Problem to solve: Can you update the stretch from "There are two" through "reasons. Why not?" in the commentary on newspaper cowardice below, swapping "little boy" for "young child"?

Passage provided:
— start —

When I was doing the Hinch current affairs programme on television I used to call Adelaide the Suppression capital of Australia. Courts over there would hand out suppression orders like confetti. Accused child-molesting priests, crooked lawyers, crooked cops, would all get their names suppressed.

 

Now I am starting to worry and wonder about what is going on in Melbourne. Have our newspapers lost their nerve?  What ever happened to the Pulitzer line: publish and be damned?

 

I remember several years ago when newspapers would not name the laboratory that had stuffed up on women’s pap smear tests.

 

 The failure to name the company struck fear in the hearts of thousands of women. That’s why I named them.

 

There are two classic examples of journalistic cowardice, in my opinion today, in one of the most successful newspapers in this country – the Melbourne Herald Sun.  The merged version of the Melbourne Herald and the Sun-Pic.

 

I’ll deal with the minor one first, and I can do this as a former metropolitan newspaper editor. There was a tragic story yesterday about a little boy who had his leg chopped off with an axe. Big story. Covered most of Page Three. The headline: “Baby Axe attack. Expert team saves toddler’s life and limb”.

 

He was allegedly attacked by his own mother. The story said the mother and son could not be named for legal reasons. Why not?

 

I don’t know her name. But if did I would name her.

 

But the bigger copout by the Herald Sun today covers two pages. All of Page One and much of Page Four.

— end —

Extracted entries:
— start —

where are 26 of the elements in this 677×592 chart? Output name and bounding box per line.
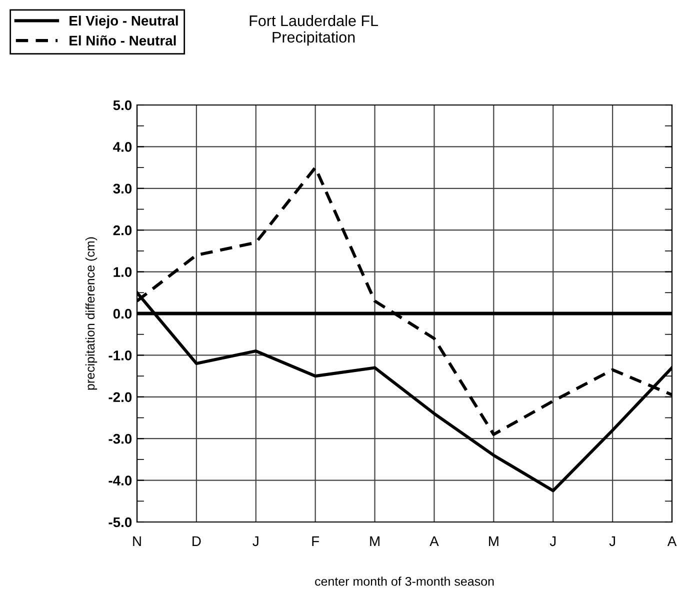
y-tick-label: -3.0 xyxy=(108,434,132,444)
x-tick-label: M xyxy=(370,536,380,546)
y-tick-label: 0.0 xyxy=(113,308,132,319)
y-tick-label: -2.0 xyxy=(108,392,132,402)
y-tick-label: 5.0 xyxy=(113,100,132,110)
chart-title: Fort Lauderdale FL Precipitation xyxy=(250,14,378,46)
x-tick-label: F xyxy=(312,536,320,546)
x-tick-label: J xyxy=(252,536,258,546)
x-tick-label: M xyxy=(489,536,498,546)
x-tick-label: A xyxy=(667,536,677,546)
x-tick-label: N xyxy=(133,536,141,546)
y-tick-label: 3.0 xyxy=(113,184,132,194)
y-tick-label: -1.0 xyxy=(108,350,132,360)
y-tick-label: 4.0 xyxy=(113,142,132,152)
y-tick-label: 2.0 xyxy=(113,225,132,236)
x-tick-label: A xyxy=(430,536,439,546)
x-tick-label: D xyxy=(192,536,201,546)
y-tick-label: 1.0 xyxy=(114,267,132,277)
y-tick-label: -5.0 xyxy=(108,517,132,528)
x-axis-title: center month of 3-month season xyxy=(315,576,494,586)
y-axis-title: precipitation difference (cm) xyxy=(85,237,98,390)
y-tick-label: -4.0 xyxy=(108,476,132,486)
x-tick-label: J xyxy=(609,536,615,546)
legend-label: El Viejo - Neutral xyxy=(70,15,178,28)
legend-label: El Niño - Neutral xyxy=(70,35,176,46)
x-tick-label: J xyxy=(550,536,556,546)
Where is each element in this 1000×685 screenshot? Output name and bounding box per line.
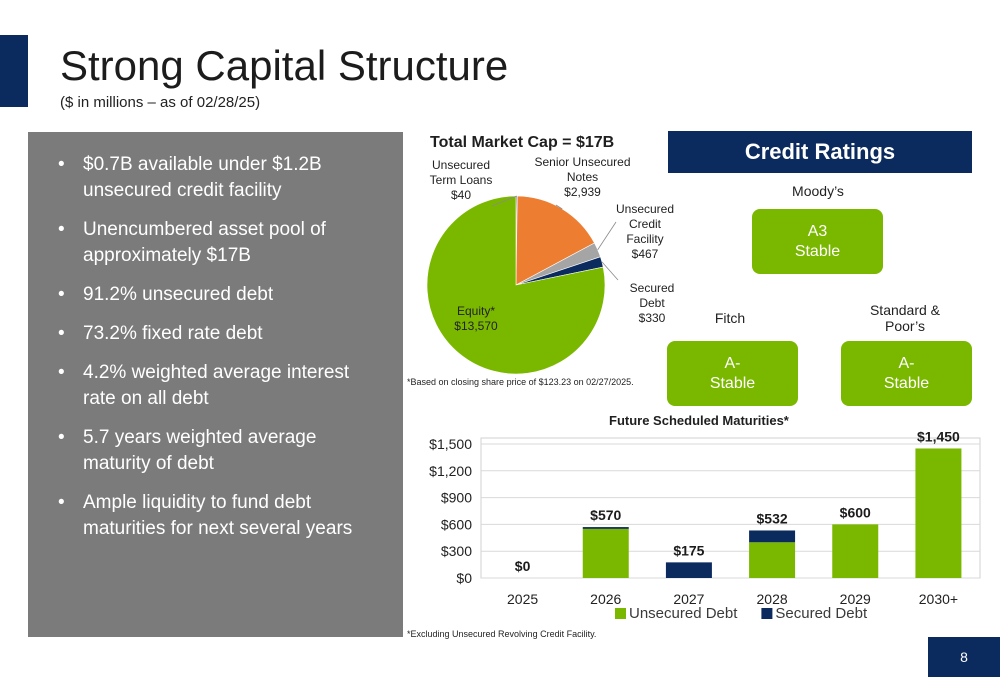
- maturities-bar-chart: $0 $300 $600 $900 $1,200 $1,500 $0 2025 $570 2026…: [429, 428, 981, 622]
- bar-total-label: $1,450: [917, 428, 960, 444]
- x-tick-label: 2030+: [919, 591, 958, 607]
- page-title: Strong Capital Structure: [60, 42, 509, 89]
- rating-value: A3: [807, 222, 828, 240]
- y-tick-label: $900: [441, 490, 472, 506]
- bar-segment: [832, 524, 879, 578]
- pie-label-term-loans: Unsecured Term Loans $40: [429, 158, 493, 202]
- bullet-item: $0.7B available under $1.2B unsecured cr…: [58, 152, 378, 204]
- pie-leader-line: [597, 221, 617, 250]
- page-number: 8: [928, 637, 1000, 677]
- rating-value: A-: [724, 354, 741, 372]
- rating-outlook: Stable: [794, 242, 841, 260]
- bar-segment: [915, 448, 962, 578]
- x-tick-label: 2026: [590, 591, 621, 607]
- page-subtitle: ($ in millions – as of 02/28/25): [60, 94, 261, 111]
- legend-label: Secured Debt: [775, 605, 868, 622]
- bar-chart-title: Future Scheduled Maturities*: [609, 413, 789, 428]
- pie-leader-line: [491, 195, 517, 207]
- bullet-item: 4.2% weighted average interest rate on a…: [58, 360, 378, 412]
- bar-total-label: $600: [840, 504, 871, 520]
- bullet-item: Ample liquidity to fund debt maturities …: [58, 490, 378, 542]
- bar-total-label: $532: [757, 510, 788, 526]
- credit-ratings-header: Credit Ratings: [668, 131, 972, 173]
- sp-rating-box: A- Stable: [841, 341, 972, 406]
- bullet-item: 5.7 years weighted average maturity of d…: [58, 425, 378, 477]
- bar-segment: [582, 528, 629, 578]
- bar-segment: [749, 530, 796, 543]
- bullet-item: 91.2% unsecured debt: [58, 282, 378, 308]
- rating-outlook: Stable: [709, 374, 756, 392]
- legend-swatch: [615, 608, 626, 619]
- pie-slice: [515, 195, 595, 286]
- moodys-label: Moody’s: [792, 183, 844, 199]
- y-tick-label: $600: [441, 516, 472, 532]
- y-tick-label: $1,200: [429, 463, 472, 479]
- pie-chart-title: Total Market Cap = $17B: [430, 134, 615, 151]
- rating-outlook: Stable: [883, 374, 930, 392]
- key-facts-list: $0.7B available under $1.2B unsecured cr…: [58, 152, 378, 555]
- market-cap-pie-chart: [426, 195, 619, 375]
- bullet-item: Unencumbered asset pool of approximately…: [58, 217, 378, 269]
- sp-label: Standard & Poor’s: [869, 302, 941, 334]
- legend-label: Unsecured Debt: [629, 605, 738, 622]
- y-tick-label: $0: [456, 570, 472, 586]
- fitch-rating-box: A- Stable: [667, 341, 798, 406]
- bar-segment: [582, 527, 629, 529]
- bar-segment: [749, 542, 796, 578]
- fitch-label: Fitch: [714, 310, 746, 326]
- bar-footnote: *Excluding Unsecured Revolving Credit Fa…: [407, 629, 597, 639]
- bar-total-label: $175: [673, 542, 704, 558]
- plot-frame: [480, 437, 981, 579]
- legend-swatch: [761, 608, 773, 619]
- x-tick-label: 2027: [673, 591, 704, 607]
- pie-label-secured-debt: Secured Debt $330: [629, 281, 675, 325]
- pie-leader-line: [555, 204, 563, 210]
- x-tick-label: 2025: [507, 591, 538, 607]
- bullet-item: 73.2% fixed rate debt: [58, 321, 378, 347]
- pie-footnote: *Based on closing share price of $123.23…: [407, 377, 634, 387]
- y-tick-label: $300: [441, 543, 472, 559]
- y-tick-label: $1,500: [429, 436, 472, 452]
- pie-slice: [426, 195, 606, 375]
- pie-label-equity: Equity* $13,570: [454, 304, 498, 333]
- x-tick-label: 2029: [840, 591, 871, 607]
- key-facts-panel: $0.7B available under $1.2B unsecured cr…: [28, 132, 403, 637]
- moodys-rating-box: A3 Stable: [752, 209, 883, 274]
- pie-label-credit-facility: Unsecured Credit Facility $467: [615, 202, 675, 261]
- bar-total-label: $0: [515, 558, 531, 574]
- bar-segment: [665, 562, 712, 578]
- pie-label-senior-notes: Senior Unsecured Notes $2,939: [534, 155, 631, 199]
- bar-total-label: $570: [590, 507, 621, 523]
- rating-value: A-: [898, 354, 915, 372]
- x-tick-label: 2028: [757, 591, 788, 607]
- accent-bar: [0, 35, 28, 107]
- pie-leader-line: [601, 261, 619, 281]
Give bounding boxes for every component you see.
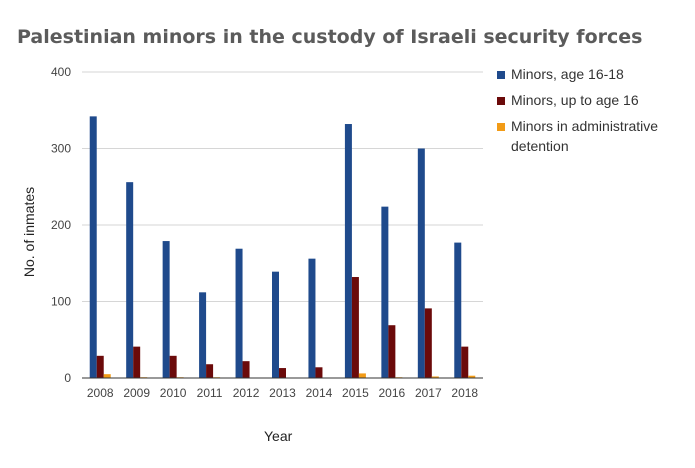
bar-2018-series-1 [454,242,462,378]
bar-2017-series-3 [431,376,439,378]
y-tick-label: 100 [51,295,71,309]
x-tick-label: 2008 [87,386,114,400]
bar-2016-series-1 [381,206,389,378]
y-tick-label: 400 [51,65,71,79]
bar-2009-series-1 [126,182,134,378]
bar-2014-series-1 [308,258,316,378]
bar-2014-series-2 [315,367,323,378]
bar-2011-series-1 [199,292,207,378]
bar-2015-series-2 [351,277,359,378]
bar-2008-series-1 [89,116,97,379]
bar-2013-series-2 [279,368,286,378]
x-tick-label: 2018 [451,386,478,400]
bar-2008-series-2 [96,355,104,378]
legend-swatch [497,71,505,79]
bar-2008-series-3 [103,374,111,378]
bar-2017-series-1 [417,148,425,378]
y-axis-title: No. of inmates [21,187,37,277]
x-tick-label: 2015 [342,386,369,400]
x-axis-title: Year [264,428,293,444]
bar-2015-series-3 [358,373,366,378]
x-tick-label: 2017 [415,386,442,400]
bar-2018-series-3 [468,375,476,378]
x-tick-label: 2012 [233,386,260,400]
bar-2012-series-2 [242,361,250,378]
bar-2011-series-2 [206,364,214,378]
x-tick-label: 2016 [379,386,406,400]
x-tick-label: 2011 [197,386,223,400]
bar-2013-series-1 [272,271,279,378]
y-tick-label: 0 [64,371,71,385]
gridlines [82,71,483,302]
bar-2012-series-1 [235,248,243,378]
x-tick-label: 2013 [269,386,296,400]
bar-2010-series-2 [169,355,177,378]
bar-2015-series-1 [344,124,352,379]
bars [89,116,476,379]
y-tick-label: 300 [51,142,71,156]
bar-2016-series-2 [388,325,396,378]
bar-2017-series-2 [424,308,432,378]
legend-label: Minors, up to age 16 [511,92,639,108]
legend-label: Minors in administrative detention [511,118,658,154]
y-tick-label: 200 [51,218,71,232]
x-tick-label: 2014 [306,386,333,400]
x-tick-labels: 2008 2009 2010 2011 2012 2013 2014 2015 2016 2017… [87,386,479,400]
bar-2010-series-1 [162,241,170,378]
bar-2009-series-2 [133,346,141,378]
y-tick-labels: 0 100 200 300 400 [51,65,71,385]
legend-swatch [497,97,505,105]
legend: Minors, age 16-18 Minors, up to age 16 Min… [497,66,658,154]
x-tick-label: 2010 [160,386,187,400]
x-tick-label: 2009 [123,386,150,400]
legend-swatch [497,123,505,131]
chart-title: Palestinian minors in the custody of Isr… [17,26,642,48]
bar-2018-series-2 [461,346,469,378]
legend-label: Minors, age 16-18 [511,66,624,82]
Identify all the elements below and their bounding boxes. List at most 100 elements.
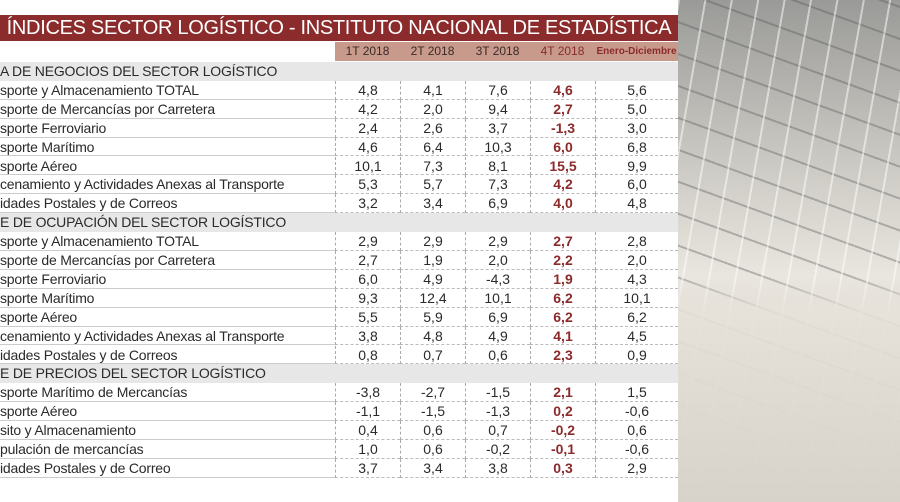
table-row: sporte Ferroviario 6,0 4,9 -4,3 1,9 4,3 — [0, 269, 678, 289]
value-cell: 4,8 — [400, 326, 465, 346]
value-cell: 2,7 — [530, 232, 595, 251]
value-cell: 9,3 — [335, 288, 400, 308]
value-cell: 10,1 — [465, 288, 530, 308]
value-cell: 3,8 — [465, 458, 530, 478]
value-cell: 2,9 — [335, 232, 400, 251]
value-cell: 5,7 — [400, 175, 465, 195]
value-cell: 2,4 — [335, 118, 400, 138]
row-divider — [0, 212, 335, 214]
row-label: sporte Marítimo — [0, 138, 95, 155]
row-divider — [0, 174, 335, 176]
value-cell: 4,2 — [335, 99, 400, 119]
table-row: cenamiento y Actividades Anexas al Trans… — [0, 326, 678, 346]
value-cell: 6,8 — [595, 137, 678, 157]
value-cell: 6,2 — [595, 307, 678, 327]
value-cell: 4,5 — [595, 326, 678, 346]
value-cell: 6,9 — [465, 307, 530, 327]
column-header: Enero-Diciembre — [595, 42, 678, 61]
value-cell: 3,4 — [400, 458, 465, 478]
column-header: 4T 2018 — [530, 42, 595, 61]
value-cell: 2,7 — [530, 99, 595, 119]
table-row: sporte Marítimo 4,6 6,4 10,3 6,0 6,8 — [0, 137, 678, 157]
section-title: E DE OCUPACIÓN DEL SECTOR LOGÍSTICO — [0, 214, 287, 231]
row-label: idades Postales y de Correo — [0, 459, 171, 476]
value-cell: 10,1 — [595, 288, 678, 308]
value-cell: 0,4 — [335, 421, 400, 440]
value-cell: 0,9 — [595, 345, 678, 365]
value-cell: 4,9 — [400, 269, 465, 289]
row-divider — [0, 325, 335, 327]
value-cell: -0,6 — [595, 402, 678, 422]
section-header: A DE NEGOCIOS DEL SECTOR LOGÍSTICO — [0, 62, 678, 81]
row-divider — [0, 155, 335, 157]
row-label: sporte Aéreo — [0, 157, 77, 174]
row-divider — [0, 98, 335, 100]
value-cell: 3,7 — [465, 118, 530, 138]
value-cell: 0,7 — [465, 421, 530, 440]
value-cell: -0,2 — [530, 421, 595, 440]
value-cell: 2,3 — [530, 345, 595, 365]
value-cell: 4,2 — [530, 175, 595, 195]
value-cell: 2,6 — [400, 118, 465, 138]
table-row: sporte y Almacenamiento TOTAL 2,9 2,9 2,9 2,… — [0, 232, 678, 251]
value-cell: 5,9 — [400, 307, 465, 327]
value-cell: -4,3 — [465, 269, 530, 289]
value-cell: 10,1 — [335, 156, 400, 176]
column-header: 3T 2018 — [465, 42, 530, 61]
value-cell: 6,2 — [530, 288, 595, 308]
value-cell: -1,3 — [530, 118, 595, 138]
value-cell: 2,7 — [335, 251, 400, 270]
row-label: cenamiento y Actividades Anexas al Trans… — [0, 327, 285, 344]
row-label: cenamiento y Actividades Anexas al Trans… — [0, 176, 285, 193]
value-cell: 6,9 — [465, 194, 530, 214]
value-cell: 0,6 — [465, 345, 530, 365]
row-label: idades Postales y de Correos — [0, 346, 178, 363]
value-cell: 0,6 — [595, 421, 678, 440]
row-label: sporte Marítimo de Mercancías — [0, 384, 188, 401]
section-title: E DE PRECIOS DEL SECTOR LOGÍSTICO — [0, 365, 266, 382]
value-cell: -2,7 — [400, 383, 465, 403]
row-divider — [0, 249, 335, 251]
value-cell: 2,1 — [530, 383, 595, 403]
value-cell: 7,3 — [400, 156, 465, 176]
row-divider — [0, 306, 335, 308]
value-cell: 15,5 — [530, 156, 595, 176]
value-cell: 1,5 — [595, 383, 678, 403]
value-cell: 5,3 — [335, 175, 400, 195]
column-header: 2T 2018 — [400, 42, 465, 61]
value-cell: 5,5 — [335, 307, 400, 327]
row-label: sporte Aéreo — [0, 308, 77, 325]
table-row: sporte Aéreo 5,5 5,9 6,9 6,2 6,2 — [0, 307, 678, 327]
value-cell: -1,5 — [400, 402, 465, 422]
value-cell: 0,8 — [335, 345, 400, 365]
value-cell: 3,2 — [335, 194, 400, 214]
value-cell: -0,2 — [465, 440, 530, 459]
table-row: idades Postales y de Correos 3,2 3,4 6,9 4,0… — [0, 194, 678, 214]
value-cell: 4,3 — [595, 269, 678, 289]
row-divider — [0, 401, 335, 403]
value-cell: 4,8 — [335, 80, 400, 100]
column-header: 1T 2018 — [335, 42, 400, 61]
row-divider — [0, 268, 335, 270]
value-cell: 12,4 — [400, 288, 465, 308]
row-divider — [0, 193, 335, 195]
row-label: sporte Aéreo — [0, 403, 77, 420]
value-cell: 2,0 — [465, 251, 530, 270]
table-row: sporte de Mercancías por Carretera 4,2 2,0… — [0, 99, 678, 119]
value-cell: -3,8 — [335, 383, 400, 403]
row-divider — [0, 117, 335, 119]
value-cell: 0,7 — [400, 345, 465, 365]
value-cell: 2,9 — [400, 232, 465, 251]
row-divider — [0, 476, 335, 478]
value-cell: 9,4 — [465, 99, 530, 119]
value-cell: 4,1 — [400, 80, 465, 100]
row-divider — [0, 363, 335, 365]
section-title: A DE NEGOCIOS DEL SECTOR LOGÍSTICO — [0, 63, 278, 79]
row-label: sporte Ferroviario — [0, 119, 107, 136]
value-cell: 4,0 — [530, 194, 595, 214]
row-label: sporte y Almacenamiento TOTAL — [0, 233, 199, 250]
value-cell: 5,6 — [595, 80, 678, 100]
value-cell: 8,1 — [465, 156, 530, 176]
value-cell: 0,3 — [530, 458, 595, 478]
value-cell: 4,9 — [465, 326, 530, 346]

— end —

Right answer:
There are two classic examples of journalistic cowardice, in my opinion today, in one of the most successful newspapers in this country – the Melbourne Herald Sun.  The merged version of the Melbourne Herald and the Sun-Pic.

 

I’ll deal with the minor one first, and I can do this as a former metropolitan newspaper editor. There was a tragic story yesterday about a young child who had his leg chopped off with an axe. Big story. Covered most of Page Three. The headline: “Baby Axe attack. Expert team saves toddler’s life and limb”.

 

He was allegedly attacked by his own mother. The story said the mother and son could not be named for legal reasons. Why not?